## Work request
Can you print, word for word, the part of the text on Alex Knight's award that opens with the words containing "Alex has pioneered" and closes with "Nottingham Business School."?

## Text provided
· · · ·
Alex Knight awarded TOCICO Lifetime Achievement Award
On the second day of the 2017 TOCICO International Conference Alex Knight was awarded the TOCICO Lifetime Achievement Award.
In his speach he talked about his book "Pride and Joy" and the words that Dr Eli Goldratt wrote to him in the book: "Because it is our inherent inclination not (he underlined NOT three times) to examine our actions according to our changing understanding. I do hope this week will help you to notice (and overcome) this tendency." Mr. Knight commented: "It has taken me 25-30 years to try to understand what it is about. And I think this is relevant today, because this week we are all having the opportunity to learn new things, to see new ideas presented by many brilliant people from the TOC community. And it is all very well improving our understanding."
Alex has pioneered the application of Dr Goldratt’s Theory of Constraints in many industries across the world, including healthcare, financial services, manufacturing and FMCG. Alex was personally mentored by Dr. Goldratt for over two decades and is the inventor and developer of QFI’s TOC applications and consulting interventions. Alex also leads QFI’s Masters in TOC programs at Nottingham Business School.
Alex Knight (right) receiving the TOCICO Lifetime Achievement Award
Pride and Joy, by Alex Knight
Pride and Joy is a novel about a struggling, fictional hospital. The first third focuses on answering the questions, 'Why is there a need for change?' and 'What to change?' The analysis is based upon the typical situation found at a local level.
The middle third of the book applies the Theory of Constraints (TOC) to the hospital's major streams of care and links in the healthcare chain. The Theory of Constraints was invented by Dr Eliyahu M. Goldratt and is best known through his book, The Goal. TOC is based on the belief of inherent simplicity—that in any goal-oriented system there are only ever a few places that have the power to affect the performance of the whole system: the weakest link(s)/constraint(s). In Pride and Joy the TOC principles have been adapted to fit the healthcare environment and through logical derivation the reader sees how the ideas are practical, common sense and can be implemented in a short timescale to achieve unprecedented results.
The final part of the book demonstrates how a nation can safely, and in an affordable envelope, achieve a breakthrough in performance at a national level and provides a working hypothesis for a global solution that involves a change in mindset of all stakeholders in the chain.
The book has been written as a novel to address a major point: such a paradigm shift in thinking needs to occur at all levels of the system—preferably simultaneously. As such, the audience for this book is anyone who is involved in, interested in and responsible for health care at a local, national and global level.
· · · ·
## Extracted records
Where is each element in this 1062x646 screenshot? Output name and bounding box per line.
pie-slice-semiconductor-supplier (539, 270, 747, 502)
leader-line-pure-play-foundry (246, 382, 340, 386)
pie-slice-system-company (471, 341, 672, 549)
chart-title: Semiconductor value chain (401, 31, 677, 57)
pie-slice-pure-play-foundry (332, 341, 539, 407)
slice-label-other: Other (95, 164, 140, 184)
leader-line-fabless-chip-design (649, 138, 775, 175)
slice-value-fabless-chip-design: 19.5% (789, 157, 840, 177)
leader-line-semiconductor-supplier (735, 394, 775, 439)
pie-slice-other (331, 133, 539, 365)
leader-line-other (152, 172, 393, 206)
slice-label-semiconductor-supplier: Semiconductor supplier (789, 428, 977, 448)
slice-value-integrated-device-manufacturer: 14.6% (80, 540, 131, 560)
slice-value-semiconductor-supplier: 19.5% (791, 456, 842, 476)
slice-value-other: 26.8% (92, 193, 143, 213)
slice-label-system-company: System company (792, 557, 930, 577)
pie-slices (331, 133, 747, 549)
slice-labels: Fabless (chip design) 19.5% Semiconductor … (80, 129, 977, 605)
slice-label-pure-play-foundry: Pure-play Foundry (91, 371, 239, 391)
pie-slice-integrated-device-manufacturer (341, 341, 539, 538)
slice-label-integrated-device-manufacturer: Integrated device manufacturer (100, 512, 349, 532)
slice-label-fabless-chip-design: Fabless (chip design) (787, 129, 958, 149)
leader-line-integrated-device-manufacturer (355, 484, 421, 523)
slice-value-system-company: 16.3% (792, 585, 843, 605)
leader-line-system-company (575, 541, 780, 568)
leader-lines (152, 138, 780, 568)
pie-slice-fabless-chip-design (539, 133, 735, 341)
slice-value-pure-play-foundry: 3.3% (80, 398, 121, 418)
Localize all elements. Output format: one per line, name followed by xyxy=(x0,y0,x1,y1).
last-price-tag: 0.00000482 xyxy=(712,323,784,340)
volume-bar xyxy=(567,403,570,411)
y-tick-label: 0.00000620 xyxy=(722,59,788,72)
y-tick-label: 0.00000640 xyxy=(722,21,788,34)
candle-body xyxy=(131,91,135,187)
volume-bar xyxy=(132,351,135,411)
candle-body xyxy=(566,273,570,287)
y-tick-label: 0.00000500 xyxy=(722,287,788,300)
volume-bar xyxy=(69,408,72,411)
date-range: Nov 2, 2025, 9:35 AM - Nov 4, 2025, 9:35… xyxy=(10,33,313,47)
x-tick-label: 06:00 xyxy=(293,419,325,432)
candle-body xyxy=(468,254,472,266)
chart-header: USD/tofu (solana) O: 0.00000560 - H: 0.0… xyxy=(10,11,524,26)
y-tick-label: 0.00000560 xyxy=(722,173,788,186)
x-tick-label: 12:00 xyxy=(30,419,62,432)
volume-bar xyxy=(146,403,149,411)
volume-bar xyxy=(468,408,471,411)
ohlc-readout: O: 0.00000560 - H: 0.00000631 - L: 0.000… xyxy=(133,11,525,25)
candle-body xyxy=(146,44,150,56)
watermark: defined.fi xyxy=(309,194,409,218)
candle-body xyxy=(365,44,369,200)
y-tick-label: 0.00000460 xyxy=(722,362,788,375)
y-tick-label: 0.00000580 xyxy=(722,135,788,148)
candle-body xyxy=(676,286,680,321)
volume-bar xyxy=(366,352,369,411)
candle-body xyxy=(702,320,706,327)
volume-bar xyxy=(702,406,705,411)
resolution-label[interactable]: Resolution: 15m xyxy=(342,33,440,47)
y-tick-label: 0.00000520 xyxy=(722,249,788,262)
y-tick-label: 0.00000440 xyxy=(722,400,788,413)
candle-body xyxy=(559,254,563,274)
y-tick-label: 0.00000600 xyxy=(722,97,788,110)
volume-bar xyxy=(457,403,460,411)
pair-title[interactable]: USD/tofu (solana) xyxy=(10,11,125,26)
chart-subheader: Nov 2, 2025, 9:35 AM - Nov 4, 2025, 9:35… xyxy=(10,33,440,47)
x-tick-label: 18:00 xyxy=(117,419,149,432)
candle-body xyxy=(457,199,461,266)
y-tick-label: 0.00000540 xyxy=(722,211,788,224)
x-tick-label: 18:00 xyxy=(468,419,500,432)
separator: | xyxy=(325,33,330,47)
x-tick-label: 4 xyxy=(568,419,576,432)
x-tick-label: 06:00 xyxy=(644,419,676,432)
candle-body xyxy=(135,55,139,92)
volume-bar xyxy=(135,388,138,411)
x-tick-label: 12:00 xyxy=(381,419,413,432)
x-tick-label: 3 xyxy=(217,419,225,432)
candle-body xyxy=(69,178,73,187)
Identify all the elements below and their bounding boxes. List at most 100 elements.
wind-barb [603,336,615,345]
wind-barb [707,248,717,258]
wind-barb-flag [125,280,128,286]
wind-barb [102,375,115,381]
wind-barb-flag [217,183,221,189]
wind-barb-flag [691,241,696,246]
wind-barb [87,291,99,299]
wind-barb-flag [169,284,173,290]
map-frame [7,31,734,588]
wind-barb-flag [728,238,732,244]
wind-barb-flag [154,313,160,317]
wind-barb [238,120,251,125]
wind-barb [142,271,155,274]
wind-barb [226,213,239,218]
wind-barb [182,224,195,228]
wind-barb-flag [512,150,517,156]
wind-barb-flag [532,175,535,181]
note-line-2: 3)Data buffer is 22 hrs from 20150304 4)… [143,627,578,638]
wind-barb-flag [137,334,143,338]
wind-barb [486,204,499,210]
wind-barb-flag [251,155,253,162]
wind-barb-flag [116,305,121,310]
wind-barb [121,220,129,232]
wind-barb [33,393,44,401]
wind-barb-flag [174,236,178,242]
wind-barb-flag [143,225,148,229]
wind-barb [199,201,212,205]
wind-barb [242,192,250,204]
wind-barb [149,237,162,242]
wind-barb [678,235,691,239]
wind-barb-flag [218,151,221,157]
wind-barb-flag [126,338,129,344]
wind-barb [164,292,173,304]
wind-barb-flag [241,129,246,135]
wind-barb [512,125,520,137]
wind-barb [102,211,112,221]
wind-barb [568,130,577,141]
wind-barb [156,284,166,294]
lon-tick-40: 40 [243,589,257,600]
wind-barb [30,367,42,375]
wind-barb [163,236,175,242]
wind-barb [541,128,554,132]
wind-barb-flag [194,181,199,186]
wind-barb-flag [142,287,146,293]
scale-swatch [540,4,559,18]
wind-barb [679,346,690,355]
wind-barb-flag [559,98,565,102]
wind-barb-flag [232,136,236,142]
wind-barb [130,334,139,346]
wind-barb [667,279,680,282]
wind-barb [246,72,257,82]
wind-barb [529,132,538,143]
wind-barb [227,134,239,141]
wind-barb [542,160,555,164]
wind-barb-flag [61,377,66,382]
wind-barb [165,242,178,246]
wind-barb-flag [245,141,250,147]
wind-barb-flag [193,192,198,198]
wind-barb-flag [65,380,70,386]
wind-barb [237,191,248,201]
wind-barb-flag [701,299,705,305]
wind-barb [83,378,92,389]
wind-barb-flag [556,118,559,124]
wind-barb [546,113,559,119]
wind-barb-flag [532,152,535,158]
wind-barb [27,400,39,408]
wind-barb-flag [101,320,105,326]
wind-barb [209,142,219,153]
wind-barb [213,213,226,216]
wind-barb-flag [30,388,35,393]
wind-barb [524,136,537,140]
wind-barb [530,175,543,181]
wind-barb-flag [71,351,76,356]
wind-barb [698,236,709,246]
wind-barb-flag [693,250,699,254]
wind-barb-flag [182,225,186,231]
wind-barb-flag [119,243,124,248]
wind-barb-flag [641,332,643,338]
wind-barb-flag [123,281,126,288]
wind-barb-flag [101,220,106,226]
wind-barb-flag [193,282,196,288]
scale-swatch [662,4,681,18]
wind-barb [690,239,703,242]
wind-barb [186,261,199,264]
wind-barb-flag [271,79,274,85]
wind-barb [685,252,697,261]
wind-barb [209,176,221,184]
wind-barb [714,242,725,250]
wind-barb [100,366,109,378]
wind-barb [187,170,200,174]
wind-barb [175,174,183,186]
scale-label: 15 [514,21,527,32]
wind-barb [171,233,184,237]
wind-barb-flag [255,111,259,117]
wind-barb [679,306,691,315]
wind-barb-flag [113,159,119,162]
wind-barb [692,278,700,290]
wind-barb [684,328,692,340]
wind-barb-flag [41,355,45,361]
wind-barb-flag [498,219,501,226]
· · · ·
## Answer to this task
Alex has pioneered the application of Dr Goldratt’s Theory of Constraints in many industries across the world, including healthcare, financial services, manufacturing and FMCG. Alex was personally mentored by Dr. Goldratt for over two decades and is the inventor and developer of QFI’s TOC applications and consulting interventions. Alex also leads QFI’s Masters in TOC programs at Nottingham Business School.